* Task description *
Give the total number of lines with the word "color" in them, and no other words.

* Provided records *
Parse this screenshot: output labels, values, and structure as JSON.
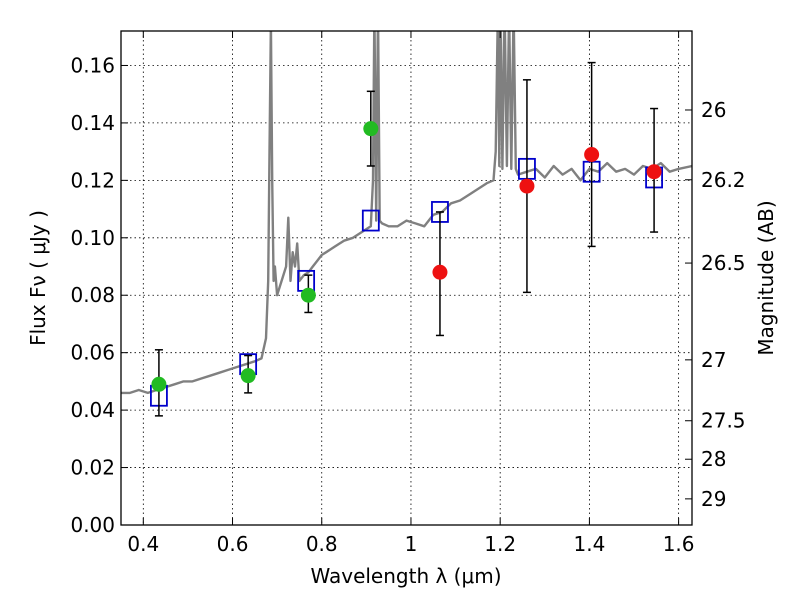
{
  "chart_data": {
    "type": "scatter",
    "title": "",
    "xlabel": "Wavelength  λ (μm)",
    "ylabel": "Flux  Fν  ( μJy )",
    "y2label": "Magnitude (AB)",
    "xlim": [
      0.35,
      1.63
    ],
    "ylim": [
      0.0,
      0.172
    ],
    "grid": true,
    "x_ticks": [
      0.4,
      0.6,
      0.8,
      1.0,
      1.2,
      1.4,
      1.6
    ],
    "x_tick_labels": [
      "0.4",
      "0.6",
      "0.8",
      "1",
      "1.2",
      "1.4",
      "1.6"
    ],
    "y_ticks": [
      0.0,
      0.02,
      0.04,
      0.06,
      0.08,
      0.1,
      0.12,
      0.14,
      0.16
    ],
    "y_tick_labels": [
      "0.00",
      "0.02",
      "0.04",
      "0.06",
      "0.08",
      "0.10",
      "0.12",
      "0.14",
      "0.16"
    ],
    "y2_ticks": [
      {
        "label": "26",
        "flux": 0.1445
      },
      {
        "label": "26.2",
        "flux": 0.1202
      },
      {
        "label": "26.5",
        "flux": 0.0912
      },
      {
        "label": "27",
        "flux": 0.0575
      },
      {
        "label": "27.5",
        "flux": 0.0363
      },
      {
        "label": "28",
        "flux": 0.0229
      },
      {
        "label": "29",
        "flux": 0.0091
      }
    ],
    "spectrum": {
      "color": "#808080",
      "x": [
        0.35,
        0.37,
        0.39,
        0.41,
        0.43,
        0.45,
        0.47,
        0.49,
        0.51,
        0.53,
        0.55,
        0.57,
        0.59,
        0.61,
        0.63,
        0.65,
        0.665,
        0.675,
        0.68,
        0.683,
        0.686,
        0.689,
        0.692,
        0.695,
        0.7,
        0.71,
        0.72,
        0.725,
        0.73,
        0.735,
        0.74,
        0.745,
        0.75,
        0.76,
        0.77,
        0.78,
        0.79,
        0.8,
        0.81,
        0.82,
        0.83,
        0.84,
        0.85,
        0.87,
        0.89,
        0.91,
        0.915,
        0.918,
        0.922,
        0.926,
        0.93,
        0.935,
        0.95,
        0.97,
        0.99,
        1.01,
        1.03,
        1.05,
        1.07,
        1.09,
        1.11,
        1.13,
        1.15,
        1.17,
        1.185,
        1.19,
        1.195,
        1.198,
        1.201,
        1.205,
        1.21,
        1.215,
        1.22,
        1.225,
        1.23,
        1.235,
        1.24,
        1.26,
        1.28,
        1.3,
        1.32,
        1.34,
        1.36,
        1.38,
        1.4,
        1.42,
        1.44,
        1.46,
        1.48,
        1.5,
        1.52,
        1.54,
        1.56,
        1.58,
        1.6,
        1.63
      ],
      "y": [
        0.046,
        0.046,
        0.047,
        0.046,
        0.047,
        0.048,
        0.049,
        0.05,
        0.05,
        0.051,
        0.052,
        0.053,
        0.054,
        0.055,
        0.056,
        0.057,
        0.058,
        0.065,
        0.085,
        0.13,
        0.175,
        0.12,
        0.085,
        0.09,
        0.08,
        0.085,
        0.09,
        0.107,
        0.085,
        0.095,
        0.09,
        0.098,
        0.085,
        0.087,
        0.088,
        0.09,
        0.092,
        0.094,
        0.095,
        0.096,
        0.097,
        0.098,
        0.099,
        0.1,
        0.102,
        0.104,
        0.12,
        0.18,
        0.106,
        0.18,
        0.106,
        0.105,
        0.104,
        0.104,
        0.106,
        0.105,
        0.104,
        0.108,
        0.109,
        0.112,
        0.113,
        0.115,
        0.117,
        0.119,
        0.12,
        0.13,
        0.18,
        0.125,
        0.18,
        0.124,
        0.18,
        0.125,
        0.18,
        0.124,
        0.18,
        0.124,
        0.122,
        0.123,
        0.124,
        0.121,
        0.125,
        0.122,
        0.124,
        0.12,
        0.124,
        0.123,
        0.126,
        0.123,
        0.124,
        0.122,
        0.125,
        0.124,
        0.126,
        0.123,
        0.124,
        0.125
      ]
    },
    "model_points": {
      "color": "#0000cc",
      "x": [
        0.435,
        0.635,
        0.765,
        0.91,
        1.065,
        1.26,
        1.405,
        1.545
      ],
      "y": [
        0.045,
        0.056,
        0.085,
        0.106,
        0.109,
        0.124,
        0.123,
        0.121
      ]
    },
    "green_points": {
      "color": "#22bb22",
      "x": [
        0.435,
        0.635,
        0.77,
        0.91
      ],
      "y": [
        0.049,
        0.052,
        0.08,
        0.138
      ],
      "err_low": [
        0.038,
        0.046,
        0.074,
        0.125
      ],
      "err_high": [
        0.061,
        0.059,
        0.087,
        0.151
      ]
    },
    "red_points": {
      "color": "#ee1111",
      "x": [
        1.065,
        1.26,
        1.405,
        1.545
      ],
      "y": [
        0.088,
        0.118,
        0.129,
        0.123
      ],
      "err_low": [
        0.066,
        0.081,
        0.097,
        0.102
      ],
      "err_high": [
        0.109,
        0.155,
        0.161,
        0.145
      ]
    }
  }
}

* Finished exercise *
4